[start]

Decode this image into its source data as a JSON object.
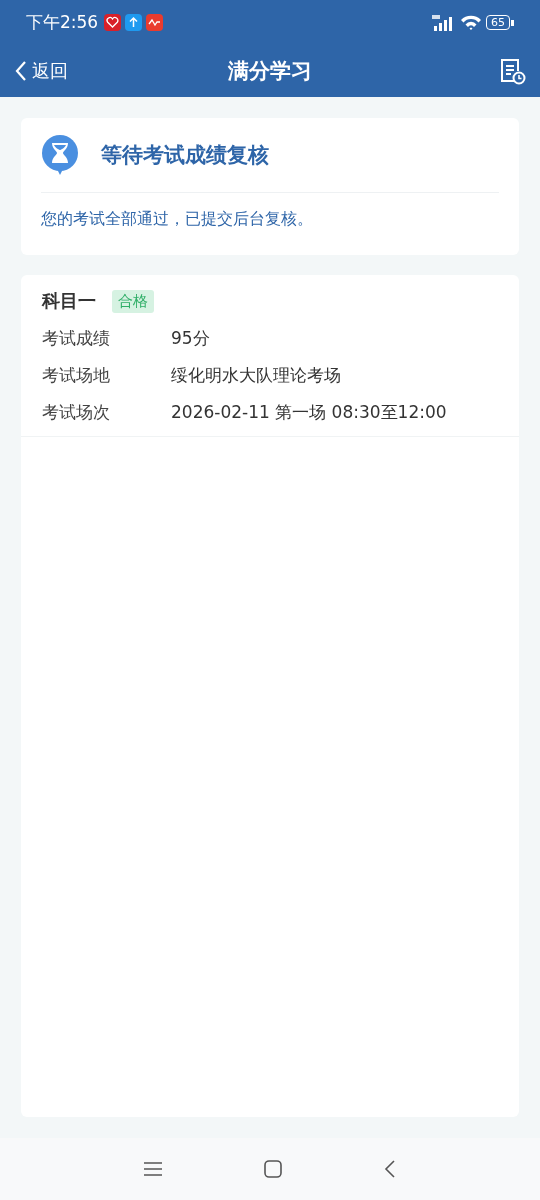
{
  "status_bar": {
    "time": "下午2:56",
    "battery": "65"
  },
  "nav": {
    "back": "返回",
    "title": "满分学习"
  },
  "status_card": {
    "title": "等待考试成绩复核",
    "message": "您的考试全部通过，已提交后台复核。"
  },
  "subject": {
    "name": "科目一",
    "badge": "合格",
    "passed": true,
    "rows": [
      {
        "label": "考试成绩",
        "value": "95分"
      },
      {
        "label": "考试场地",
        "value": "绥化明水大队理论考场"
      },
      {
        "label": "考试场次",
        "value": "2026-02-11 第一场 08:30至12:00"
      }
    ]
  }
}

[end]

* Written task *
Give every record back exactly as it reads, with no images.

* Solution for this exercise *
Decode this image into its source data as a JSON object.
{
  "status_bar": {
    "time": "下午2:56",
    "battery": "65"
  },
  "nav": {
    "back": "返回",
    "title": "满分学习"
  },
  "status_card": {
    "title": "等待考试成绩复核",
    "message": "您的考试全部通过，已提交后台复核。"
  },
  "subject": {
    "name": "科目一",
    "badge": "合格",
    "passed": true,
    "rows": [
      {
        "label": "考试成绩",
        "value": "95分"
      },
      {
        "label": "考试场地",
        "value": "绥化明水大队理论考场"
      },
      {
        "label": "考试场次",
        "value": "2026-02-11 第一场 08:30至12:00"
      }
    ]
  }
}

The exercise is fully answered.